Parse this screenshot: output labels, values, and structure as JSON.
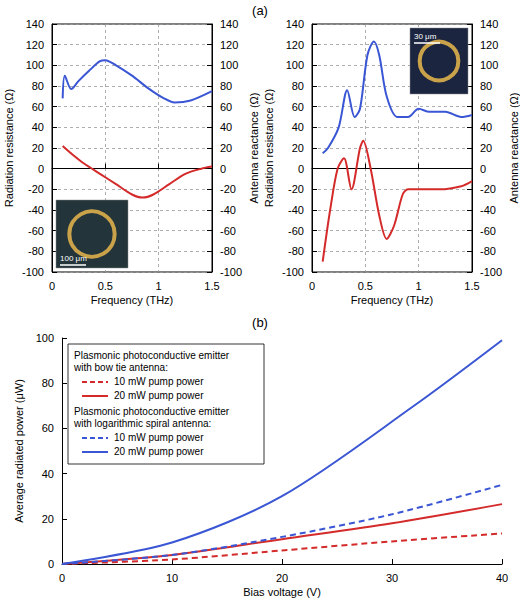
{
  "panel_labels": [
    "(a)",
    "(b)"
  ],
  "chart_data": [
    {
      "type": "line",
      "xlabel": "Frequency (THz)",
      "ylabel": "Radiation resistance (Ω)",
      "y2label": "Antenna reactance (Ω)",
      "xlim": [
        0,
        1.5
      ],
      "xticks": [
        0,
        0.5,
        1,
        1.5
      ],
      "ylim": [
        -100,
        140
      ],
      "yticks": [
        -100,
        -80,
        -60,
        -40,
        -20,
        0,
        20,
        40,
        60,
        80,
        100,
        120,
        140
      ],
      "y2lim": [
        -100,
        140
      ],
      "y2ticks": [
        -100,
        -80,
        -60,
        -40,
        -20,
        0,
        20,
        40,
        60,
        80,
        100,
        120,
        140
      ],
      "grid": true,
      "annotations": [
        "100 μm"
      ],
      "series": [
        {
          "color": "#3a56d4",
          "axis": "y",
          "line_style": "solid",
          "x": [
            0.1,
            0.12,
            0.18,
            0.25,
            0.35,
            0.45,
            0.5,
            0.6,
            0.75,
            0.9,
            1.05,
            1.15,
            1.3,
            1.5
          ],
          "values": [
            68,
            90,
            77,
            85,
            95,
            104,
            105,
            100,
            90,
            78,
            68,
            64,
            66,
            75
          ]
        },
        {
          "color": "#d42a2a",
          "axis": "y2",
          "line_style": "solid",
          "x": [
            0.1,
            0.2,
            0.3,
            0.45,
            0.6,
            0.75,
            0.85,
            0.95,
            1.1,
            1.25,
            1.4,
            1.5
          ],
          "values": [
            22,
            13,
            5,
            -5,
            -15,
            -25,
            -28,
            -25,
            -15,
            -5,
            0,
            2
          ]
        }
      ]
    },
    {
      "type": "line",
      "xlabel": "Frequency (THz)",
      "ylabel": "Radiation resistance (Ω)",
      "y2label": "Antenna reactance (Ω)",
      "xlim": [
        0,
        1.5
      ],
      "xticks": [
        0,
        0.5,
        1,
        1.5
      ],
      "ylim": [
        -100,
        140
      ],
      "yticks": [
        -100,
        -80,
        -60,
        -40,
        -20,
        0,
        20,
        40,
        60,
        80,
        100,
        120,
        140
      ],
      "y2lim": [
        -100,
        140
      ],
      "y2ticks": [
        -100,
        -80,
        -60,
        -40,
        -20,
        0,
        20,
        40,
        60,
        80,
        100,
        120,
        140
      ],
      "grid": true,
      "annotations": [
        "30 μm"
      ],
      "series": [
        {
          "color": "#3a56d4",
          "axis": "y",
          "line_style": "solid",
          "x": [
            0.1,
            0.15,
            0.25,
            0.33,
            0.4,
            0.45,
            0.52,
            0.58,
            0.63,
            0.7,
            0.8,
            0.9,
            1.0,
            1.1,
            1.25,
            1.4,
            1.5
          ],
          "values": [
            15,
            20,
            40,
            76,
            50,
            58,
            110,
            123,
            110,
            70,
            50,
            50,
            58,
            55,
            55,
            50,
            52
          ]
        },
        {
          "color": "#d42a2a",
          "axis": "y2",
          "line_style": "solid",
          "x": [
            0.1,
            0.17,
            0.24,
            0.3,
            0.37,
            0.45,
            0.48,
            0.55,
            0.63,
            0.7,
            0.77,
            0.85,
            0.9,
            1.0,
            1.2,
            1.4,
            1.5
          ],
          "values": [
            -90,
            -40,
            0,
            10,
            -20,
            20,
            27,
            0,
            -45,
            -68,
            -55,
            -25,
            -20,
            -20,
            -20,
            -17,
            -12
          ]
        }
      ]
    },
    {
      "type": "line",
      "xlabel": "Bias voltage (V)",
      "ylabel": "Average radiated power (μW)",
      "xlim": [
        0,
        40
      ],
      "xticks": [
        0,
        10,
        20,
        30,
        40
      ],
      "ylim": [
        0,
        100
      ],
      "yticks": [
        0,
        20,
        40,
        60,
        80,
        100
      ],
      "grid": false,
      "legend": "upper left",
      "legend_groups": [
        {
          "title": "Plasmonic photoconductive emitter with bow tie antenna:",
          "series": [
            {
              "name": "10 mW pump power",
              "color": "#d42a2a",
              "line_style": "dashed",
              "x": [
                0,
                10,
                20,
                30,
                40
              ],
              "values": [
                0,
                2,
                6,
                10,
                13.5
              ]
            },
            {
              "name": "20 mW pump power",
              "color": "#d42a2a",
              "line_style": "solid",
              "x": [
                0,
                10,
                20,
                30,
                40
              ],
              "values": [
                0,
                4,
                11,
                18,
                26.5
              ]
            }
          ]
        },
        {
          "title": "Plasmonic photoconductive emitter with logarithmic spiral antenna:",
          "series": [
            {
              "name": "10 mW pump power",
              "color": "#3a56d4",
              "line_style": "dashed",
              "x": [
                0,
                10,
                20,
                30,
                40
              ],
              "values": [
                0,
                4,
                12,
                22,
                35
              ]
            },
            {
              "name": "20 mW pump power",
              "color": "#3a56d4",
              "line_style": "solid",
              "x": [
                0,
                10,
                20,
                32,
                40
              ],
              "values": [
                0,
                9.5,
                30,
                70,
                99
              ]
            }
          ]
        }
      ]
    }
  ]
}
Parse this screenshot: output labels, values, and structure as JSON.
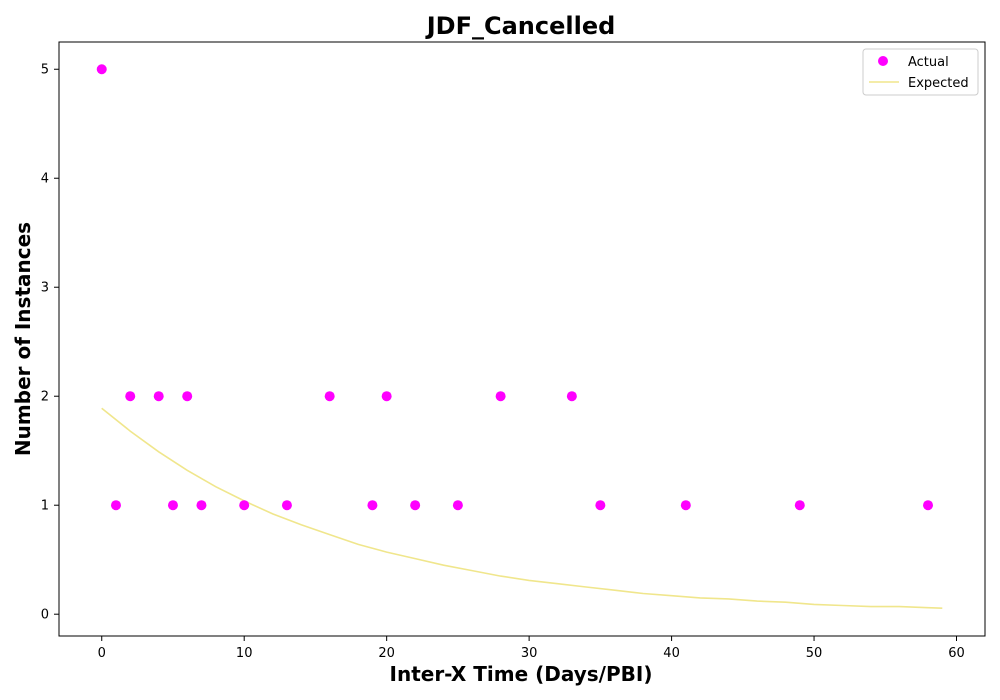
{
  "chart_data": {
    "type": "scatter",
    "title": "JDF_Cancelled",
    "xlabel": "Inter-X Time (Days/PBI)",
    "ylabel": "Number of Instances",
    "xlim": [
      -3,
      62
    ],
    "ylim": [
      -0.2,
      5.25
    ],
    "xticks": [
      0,
      10,
      20,
      30,
      40,
      50,
      60
    ],
    "yticks": [
      0,
      1,
      2,
      3,
      4,
      5
    ],
    "grid": false,
    "legend_position": "top-right",
    "series": [
      {
        "name": "Actual",
        "kind": "scatter",
        "color": "#ff00ff",
        "x": [
          0,
          1,
          2,
          4,
          5,
          6,
          7,
          10,
          13,
          16,
          19,
          20,
          22,
          25,
          28,
          33,
          35,
          41,
          49,
          58
        ],
        "y": [
          5,
          1,
          2,
          2,
          1,
          2,
          1,
          1,
          1,
          2,
          1,
          2,
          1,
          1,
          2,
          2,
          1,
          1,
          1,
          1
        ]
      },
      {
        "name": "Expected",
        "kind": "line",
        "color": "#f0e68c",
        "x": [
          0,
          2,
          4,
          6,
          8,
          10,
          12,
          14,
          16,
          18,
          20,
          22,
          24,
          26,
          28,
          30,
          32,
          34,
          36,
          38,
          40,
          42,
          44,
          46,
          48,
          50,
          52,
          54,
          56,
          58,
          59
        ],
        "y": [
          1.89,
          1.68,
          1.49,
          1.32,
          1.17,
          1.04,
          0.92,
          0.82,
          0.73,
          0.64,
          0.57,
          0.51,
          0.45,
          0.4,
          0.35,
          0.31,
          0.28,
          0.25,
          0.22,
          0.19,
          0.17,
          0.15,
          0.14,
          0.12,
          0.11,
          0.09,
          0.08,
          0.07,
          0.07,
          0.06,
          0.055
        ]
      }
    ]
  }
}
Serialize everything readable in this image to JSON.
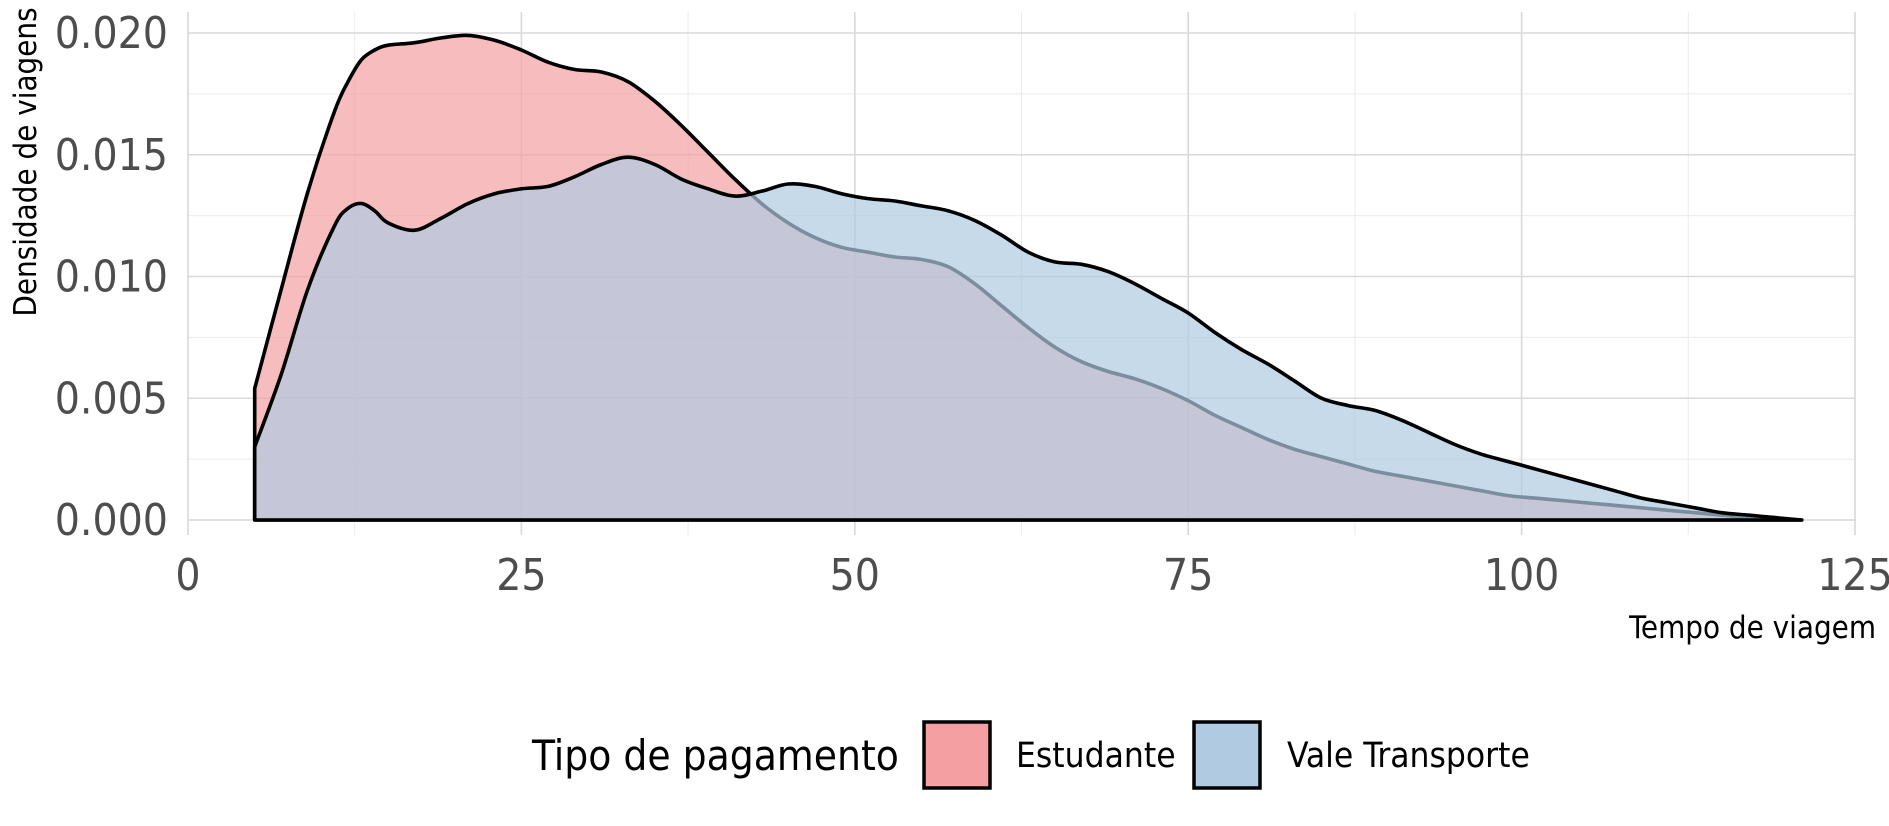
{
  "chart_data": {
    "type": "area",
    "subtype": "density",
    "xlabel": "Tempo de viagem",
    "ylabel": "Densidade de viagens",
    "xlim": [
      0,
      125
    ],
    "ylim": [
      0,
      0.02
    ],
    "x_ticks": [
      "0",
      "25",
      "50",
      "75",
      "100",
      "125"
    ],
    "y_ticks": [
      "0.000",
      "0.005",
      "0.010",
      "0.015",
      "0.020"
    ],
    "grid": true,
    "legend": {
      "title": "Tipo de pagamento",
      "position": "bottom"
    },
    "series": [
      {
        "name": "Estudante",
        "color": "#F4A0A2",
        "x": [
          5,
          7,
          9,
          11,
          12,
          13,
          14,
          15,
          17,
          19,
          21,
          23,
          25,
          27,
          29,
          31,
          33,
          35,
          37,
          39,
          41,
          43,
          45,
          47,
          49,
          51,
          53,
          55,
          57,
          59,
          61,
          63,
          65,
          67,
          69,
          71,
          73,
          75,
          77,
          79,
          81,
          83,
          85,
          87,
          89,
          91,
          93,
          95,
          97,
          99,
          101,
          103,
          105,
          107,
          109,
          111,
          113,
          115,
          117,
          119,
          121
        ],
        "y": [
          0.0054,
          0.0095,
          0.0135,
          0.0168,
          0.018,
          0.0189,
          0.0193,
          0.0195,
          0.0196,
          0.0198,
          0.0199,
          0.0197,
          0.0193,
          0.0188,
          0.0185,
          0.0184,
          0.018,
          0.0172,
          0.0162,
          0.0151,
          0.014,
          0.013,
          0.0122,
          0.0116,
          0.0112,
          0.011,
          0.0108,
          0.0107,
          0.0104,
          0.0097,
          0.0088,
          0.0079,
          0.0071,
          0.0065,
          0.0061,
          0.0058,
          0.0054,
          0.0049,
          0.0043,
          0.0038,
          0.0033,
          0.0029,
          0.0026,
          0.0023,
          0.002,
          0.0018,
          0.0016,
          0.0014,
          0.0012,
          0.001,
          0.0009,
          0.0008,
          0.0007,
          0.0006,
          0.0005,
          0.0004,
          0.0003,
          0.0002,
          0.0001,
          5e-05,
          0.0
        ]
      },
      {
        "name": "Vale Transporte",
        "color": "#AFCAE1",
        "x": [
          5,
          7,
          9,
          11,
          12,
          13,
          14,
          15,
          17,
          19,
          21,
          23,
          25,
          27,
          29,
          31,
          33,
          35,
          37,
          39,
          41,
          43,
          45,
          47,
          49,
          51,
          53,
          55,
          57,
          59,
          61,
          63,
          65,
          67,
          69,
          71,
          73,
          75,
          77,
          79,
          81,
          83,
          85,
          87,
          89,
          91,
          93,
          95,
          97,
          99,
          101,
          103,
          105,
          107,
          109,
          111,
          113,
          115,
          117,
          119,
          121
        ],
        "y": [
          0.003,
          0.006,
          0.0095,
          0.0121,
          0.0128,
          0.013,
          0.0127,
          0.0122,
          0.0119,
          0.0124,
          0.013,
          0.0134,
          0.0136,
          0.0137,
          0.0141,
          0.0146,
          0.0149,
          0.0146,
          0.014,
          0.0136,
          0.0133,
          0.0135,
          0.0138,
          0.0137,
          0.0134,
          0.0132,
          0.0131,
          0.0129,
          0.0127,
          0.0123,
          0.0117,
          0.011,
          0.0106,
          0.0105,
          0.0102,
          0.0097,
          0.0091,
          0.0085,
          0.0077,
          0.007,
          0.0064,
          0.0057,
          0.005,
          0.0047,
          0.0045,
          0.0041,
          0.0036,
          0.0031,
          0.0027,
          0.0024,
          0.0021,
          0.0018,
          0.0015,
          0.0012,
          0.0009,
          0.0007,
          0.0005,
          0.0003,
          0.0002,
          0.0001,
          0.0
        ]
      }
    ]
  }
}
__________________________________________________
**WHAT YOU WILL DO**
Track down every line with the word "title" and copy it.

**RESPONSE FOR THIS EXERCISE**
          "title": "Plasmonic photoconductive emitter with bow tie antenna:",
          "title": "Plasmonic photoconductive emitter with logarithmic spiral antenna:",
    "title": "JDF_Cancelled",
      "title": "Tipo de pagamento",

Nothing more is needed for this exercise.